Travail à effectuer »
Recopiez à l'identique chaque ligne des enregistrements ci-dessous, sans en omettre aucune.

Données de travail »
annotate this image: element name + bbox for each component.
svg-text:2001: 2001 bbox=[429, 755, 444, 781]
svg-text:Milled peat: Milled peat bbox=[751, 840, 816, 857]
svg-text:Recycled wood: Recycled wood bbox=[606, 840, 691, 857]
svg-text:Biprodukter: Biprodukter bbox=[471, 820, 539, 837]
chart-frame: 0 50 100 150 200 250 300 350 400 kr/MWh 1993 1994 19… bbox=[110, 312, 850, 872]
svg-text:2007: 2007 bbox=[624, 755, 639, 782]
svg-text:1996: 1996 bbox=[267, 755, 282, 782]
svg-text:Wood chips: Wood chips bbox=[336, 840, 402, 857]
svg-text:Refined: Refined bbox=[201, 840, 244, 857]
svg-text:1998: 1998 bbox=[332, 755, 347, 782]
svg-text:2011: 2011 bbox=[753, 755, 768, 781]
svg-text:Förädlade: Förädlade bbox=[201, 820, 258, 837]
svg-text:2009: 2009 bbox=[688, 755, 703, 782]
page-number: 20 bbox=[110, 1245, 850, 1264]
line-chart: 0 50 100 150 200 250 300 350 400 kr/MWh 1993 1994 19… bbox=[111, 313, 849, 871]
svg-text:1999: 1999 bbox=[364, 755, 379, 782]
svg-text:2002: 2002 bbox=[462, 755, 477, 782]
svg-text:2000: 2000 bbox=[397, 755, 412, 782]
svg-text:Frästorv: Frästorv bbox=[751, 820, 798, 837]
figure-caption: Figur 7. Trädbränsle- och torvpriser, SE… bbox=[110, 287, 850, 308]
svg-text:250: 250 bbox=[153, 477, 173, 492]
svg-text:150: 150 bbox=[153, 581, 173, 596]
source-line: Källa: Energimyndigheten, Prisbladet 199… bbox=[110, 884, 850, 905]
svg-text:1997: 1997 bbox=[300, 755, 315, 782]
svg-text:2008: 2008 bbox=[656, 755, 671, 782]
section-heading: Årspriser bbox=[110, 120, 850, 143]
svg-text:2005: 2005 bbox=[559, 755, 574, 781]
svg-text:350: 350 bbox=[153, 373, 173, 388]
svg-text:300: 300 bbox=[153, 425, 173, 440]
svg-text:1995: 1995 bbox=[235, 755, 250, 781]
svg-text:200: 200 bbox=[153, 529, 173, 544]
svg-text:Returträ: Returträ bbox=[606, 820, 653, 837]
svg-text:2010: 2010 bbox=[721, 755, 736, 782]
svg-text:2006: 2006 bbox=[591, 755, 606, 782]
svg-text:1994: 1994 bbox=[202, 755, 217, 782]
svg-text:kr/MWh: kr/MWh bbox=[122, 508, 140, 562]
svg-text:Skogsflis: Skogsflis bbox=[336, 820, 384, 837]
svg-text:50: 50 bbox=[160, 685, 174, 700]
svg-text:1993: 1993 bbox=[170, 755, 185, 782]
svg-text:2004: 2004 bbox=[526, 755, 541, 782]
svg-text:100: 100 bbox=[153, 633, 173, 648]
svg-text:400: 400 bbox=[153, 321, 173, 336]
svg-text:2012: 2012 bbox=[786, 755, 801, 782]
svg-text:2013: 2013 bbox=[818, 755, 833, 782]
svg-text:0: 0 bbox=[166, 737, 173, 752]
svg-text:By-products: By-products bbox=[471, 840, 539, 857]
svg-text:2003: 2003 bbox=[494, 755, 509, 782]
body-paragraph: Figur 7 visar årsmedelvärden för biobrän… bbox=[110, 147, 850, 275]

Résultat »
annotate this image: element name + bbox for each component.
svg-text:2001: 2001 bbox=[429, 755, 444, 781]
svg-text:Milled peat: Milled peat bbox=[751, 840, 816, 857]
svg-text:Recycled wood: Recycled wood bbox=[606, 840, 691, 857]
svg-text:Biprodukter: Biprodukter bbox=[471, 820, 539, 837]
chart-frame: 0 50 100 150 200 250 300 350 400 kr/MWh 1993 1994 19… bbox=[110, 312, 850, 872]
svg-text:2007: 2007 bbox=[624, 755, 639, 782]
svg-text:1996: 1996 bbox=[267, 755, 282, 782]
svg-text:Wood chips: Wood chips bbox=[336, 840, 402, 857]
svg-text:Refined: Refined bbox=[201, 840, 244, 857]
svg-text:1998: 1998 bbox=[332, 755, 347, 782]
svg-text:2011: 2011 bbox=[753, 755, 768, 781]
svg-text:Förädlade: Förädlade bbox=[201, 820, 258, 837]
svg-text:2009: 2009 bbox=[688, 755, 703, 782]
page-number: 20 bbox=[110, 1245, 850, 1264]
line-chart: 0 50 100 150 200 250 300 350 400 kr/MWh 1993 1994 19… bbox=[111, 313, 849, 871]
svg-text:1999: 1999 bbox=[364, 755, 379, 782]
svg-text:2002: 2002 bbox=[462, 755, 477, 782]
svg-text:2000: 2000 bbox=[397, 755, 412, 782]
svg-text:Frästorv: Frästorv bbox=[751, 820, 798, 837]
figure-caption: Figur 7. Trädbränsle- och torvpriser, SE… bbox=[110, 287, 850, 308]
svg-text:250: 250 bbox=[153, 477, 173, 492]
svg-text:150: 150 bbox=[153, 581, 173, 596]
source-line: Källa: Energimyndigheten, Prisbladet 199… bbox=[110, 884, 850, 905]
svg-text:1997: 1997 bbox=[300, 755, 315, 782]
svg-text:2008: 2008 bbox=[656, 755, 671, 782]
section-heading: Årspriser bbox=[110, 120, 850, 143]
svg-text:2005: 2005 bbox=[559, 755, 574, 781]
svg-text:350: 350 bbox=[153, 373, 173, 388]
svg-text:300: 300 bbox=[153, 425, 173, 440]
svg-text:1995: 1995 bbox=[235, 755, 250, 781]
svg-text:200: 200 bbox=[153, 529, 173, 544]
svg-text:Returträ: Returträ bbox=[606, 820, 653, 837]
svg-text:2010: 2010 bbox=[721, 755, 736, 782]
svg-text:2006: 2006 bbox=[591, 755, 606, 782]
svg-text:1994: 1994 bbox=[202, 755, 217, 782]
svg-text:kr/MWh: kr/MWh bbox=[122, 508, 140, 562]
svg-text:Skogsflis: Skogsflis bbox=[336, 820, 384, 837]
svg-text:50: 50 bbox=[160, 685, 174, 700]
svg-text:1993: 1993 bbox=[170, 755, 185, 782]
svg-text:2004: 2004 bbox=[526, 755, 541, 782]
svg-text:100: 100 bbox=[153, 633, 173, 648]
svg-text:400: 400 bbox=[153, 321, 173, 336]
svg-text:2012: 2012 bbox=[786, 755, 801, 782]
svg-text:2013: 2013 bbox=[818, 755, 833, 782]
svg-text:0: 0 bbox=[166, 737, 173, 752]
svg-text:By-products: By-products bbox=[471, 840, 539, 857]
svg-text:2003: 2003 bbox=[494, 755, 509, 782]
body-paragraph: Figur 7 visar årsmedelvärden för biobrän… bbox=[110, 147, 850, 275]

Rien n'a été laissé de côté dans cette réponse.